> Activity 1: Revise the passage of the behavioral health integration announcement starting with "Both groups voted" and going on through "to provide benefit.", replacing "patient satisfaction" with "patient experience".
> Activity 2:
Answer these questions from the behavioral health integration announcement:
(a) On what date was the final report posted?
(b) Which approach to integration has the strongest evidence base?
(c) Who is the President of ICER?

--- Excerpt provided Enclosed Below ---

Boston, Mass., June 2, 2015 – The Institute for Clinical and Economic Review (ICER) has posted the final report Integrating Behavioral Health into Primary Care and its accompanying action guides and policy brief to the CTAF and CEPAC websites. The report evaluates the evidence on the comparative clinical effectiveness and value of efforts to integrate behavioral health into primary care settings as well as providing guidance on how to apply that evidence in the real world.

Effective behavioral health integration (BHI) can be accomplished through different care delivery models, and in practice, implementation will be tailored to distinct patient populations and other local considerations. The approach to integration with the strongest evidence base is the collaborative care model (CCM), but practices implementing BHI should use available resources and seek guidance from organizations that have experience with the CCM and other models while accounting for differences in population, resources, treatment priorities, and funding.

The final report released today draws on two draft reports that served as the basis for deliberation and discussion at recent meetings of two independent groups that review and discuss evidence: the California Technology Assessment Forum (CTAF) and the New England Comparative Effectiveness Public Advisory Council (CEPAC). The report includes a summary of votes from each group, along with key recommendations based on the groups’ discussions with a policy roundtable of experts during each meeting.

Both groups voted unanimously that the evidence shows CCM improves health outcomes related to depression and anxiety, as well as patient satisfaction, when compared to usual care. Both groups judged the CCM to represent a reasonable to high care value, a rating that accounts for clinical effectiveness, incremental costs per outcome achieved, additional benefits of the intervention, and contextual considerations. For models of integration other than the CCM, both groups judged that there is insufficient evidence to determine the models’ effects on key outcomes, but emphasized that the votes indicate the need for more research, not that other models fail to provide benefit.

“On the front lines of providing quality primary care there is considerable interest and activity on integrating behavioral health. However, there is also a great deal of uncertainty on how to proceed.” said Steven Pearson, MD, President of ICER. “This final report provides guidance on how to move forward with integration based both on the available quantitative evidence and the qualitative recommendations of topic experts.”

--- End of Enclosed Excerpt provided ---
--- Data under study Enclosed Below ---

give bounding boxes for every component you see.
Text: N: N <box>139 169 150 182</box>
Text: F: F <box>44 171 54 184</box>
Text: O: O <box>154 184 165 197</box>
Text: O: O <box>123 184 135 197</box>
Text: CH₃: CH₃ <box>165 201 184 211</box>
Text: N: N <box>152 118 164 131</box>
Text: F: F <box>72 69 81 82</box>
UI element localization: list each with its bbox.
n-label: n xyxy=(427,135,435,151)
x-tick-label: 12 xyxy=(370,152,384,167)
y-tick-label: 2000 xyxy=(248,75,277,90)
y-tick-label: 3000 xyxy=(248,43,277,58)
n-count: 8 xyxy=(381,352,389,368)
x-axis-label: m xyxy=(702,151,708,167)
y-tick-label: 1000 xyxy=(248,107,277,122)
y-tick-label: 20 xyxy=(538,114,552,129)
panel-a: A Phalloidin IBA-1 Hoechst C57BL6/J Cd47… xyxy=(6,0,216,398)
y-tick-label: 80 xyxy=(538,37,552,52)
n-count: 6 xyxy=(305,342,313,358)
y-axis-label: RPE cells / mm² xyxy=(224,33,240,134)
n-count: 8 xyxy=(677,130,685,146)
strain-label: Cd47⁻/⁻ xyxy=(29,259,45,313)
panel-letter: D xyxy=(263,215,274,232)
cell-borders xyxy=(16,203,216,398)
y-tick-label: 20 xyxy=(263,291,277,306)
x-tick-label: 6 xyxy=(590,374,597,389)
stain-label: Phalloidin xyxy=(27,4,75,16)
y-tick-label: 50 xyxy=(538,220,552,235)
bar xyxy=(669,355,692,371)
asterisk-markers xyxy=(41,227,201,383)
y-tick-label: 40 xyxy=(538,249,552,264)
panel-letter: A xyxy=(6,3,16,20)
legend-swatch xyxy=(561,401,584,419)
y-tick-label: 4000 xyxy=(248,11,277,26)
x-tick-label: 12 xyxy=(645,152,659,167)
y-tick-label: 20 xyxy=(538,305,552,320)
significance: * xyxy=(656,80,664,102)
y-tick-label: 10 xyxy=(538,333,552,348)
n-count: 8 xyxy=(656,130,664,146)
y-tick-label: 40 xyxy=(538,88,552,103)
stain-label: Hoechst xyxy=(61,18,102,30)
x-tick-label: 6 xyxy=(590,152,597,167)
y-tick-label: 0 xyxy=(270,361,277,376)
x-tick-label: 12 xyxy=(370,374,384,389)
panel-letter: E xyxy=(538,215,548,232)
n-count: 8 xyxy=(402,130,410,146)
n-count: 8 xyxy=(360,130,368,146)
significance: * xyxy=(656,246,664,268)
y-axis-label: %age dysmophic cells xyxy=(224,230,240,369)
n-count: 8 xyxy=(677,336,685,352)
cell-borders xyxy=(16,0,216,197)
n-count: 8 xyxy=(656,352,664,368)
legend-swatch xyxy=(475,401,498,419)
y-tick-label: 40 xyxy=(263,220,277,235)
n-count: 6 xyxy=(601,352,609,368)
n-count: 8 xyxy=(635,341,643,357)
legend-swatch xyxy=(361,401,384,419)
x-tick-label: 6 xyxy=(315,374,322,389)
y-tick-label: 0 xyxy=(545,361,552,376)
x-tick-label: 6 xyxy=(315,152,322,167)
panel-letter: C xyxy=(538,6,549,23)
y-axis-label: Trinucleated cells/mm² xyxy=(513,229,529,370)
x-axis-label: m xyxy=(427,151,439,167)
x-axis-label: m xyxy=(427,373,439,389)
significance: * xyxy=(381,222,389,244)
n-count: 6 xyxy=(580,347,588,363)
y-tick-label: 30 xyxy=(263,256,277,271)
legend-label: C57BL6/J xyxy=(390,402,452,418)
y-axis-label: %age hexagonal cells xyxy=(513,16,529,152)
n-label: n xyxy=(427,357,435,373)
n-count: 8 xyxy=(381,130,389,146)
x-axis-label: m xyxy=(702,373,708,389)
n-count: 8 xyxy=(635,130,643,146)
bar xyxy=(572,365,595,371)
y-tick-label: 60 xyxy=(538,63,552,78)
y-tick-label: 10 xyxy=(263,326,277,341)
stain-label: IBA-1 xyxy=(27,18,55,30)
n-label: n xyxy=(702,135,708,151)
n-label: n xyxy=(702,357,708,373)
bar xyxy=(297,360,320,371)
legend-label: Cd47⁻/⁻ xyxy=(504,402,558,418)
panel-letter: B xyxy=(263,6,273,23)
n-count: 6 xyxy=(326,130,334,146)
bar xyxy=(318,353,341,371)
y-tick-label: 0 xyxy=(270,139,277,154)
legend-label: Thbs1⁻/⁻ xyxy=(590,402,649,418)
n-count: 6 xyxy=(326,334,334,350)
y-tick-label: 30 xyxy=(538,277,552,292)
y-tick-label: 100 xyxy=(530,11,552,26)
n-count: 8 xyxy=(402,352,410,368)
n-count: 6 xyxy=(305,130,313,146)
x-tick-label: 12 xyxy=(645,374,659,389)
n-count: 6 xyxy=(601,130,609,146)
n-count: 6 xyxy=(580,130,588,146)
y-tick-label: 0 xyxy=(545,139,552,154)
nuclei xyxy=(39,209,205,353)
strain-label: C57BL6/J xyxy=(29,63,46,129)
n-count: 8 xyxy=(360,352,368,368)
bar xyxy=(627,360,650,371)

--- End of Enclosed Data under study ---

> Worked solution 1:
Both groups voted unanimously that the evidence shows CCM improves health outcomes related to depression and anxiety, as well as patient experience, when compared to usual care. Both groups judged the CCM to represent a reasonable to high care value, a rating that accounts for clinical effectiveness, incremental costs per outcome achieved, additional benefits of the intervention, and contextual considerations. For models of integration other than the CCM, both groups judged that there is insufficient evidence to determine the models’ effects on key outcomes, but emphasized that the votes indicate the need for more research, not that other models fail to provide benefit.

> Worked solution 2:
(a) June 2, 2015
(b) The collaborative care model (CCM)
(c) Steven Pearson, MD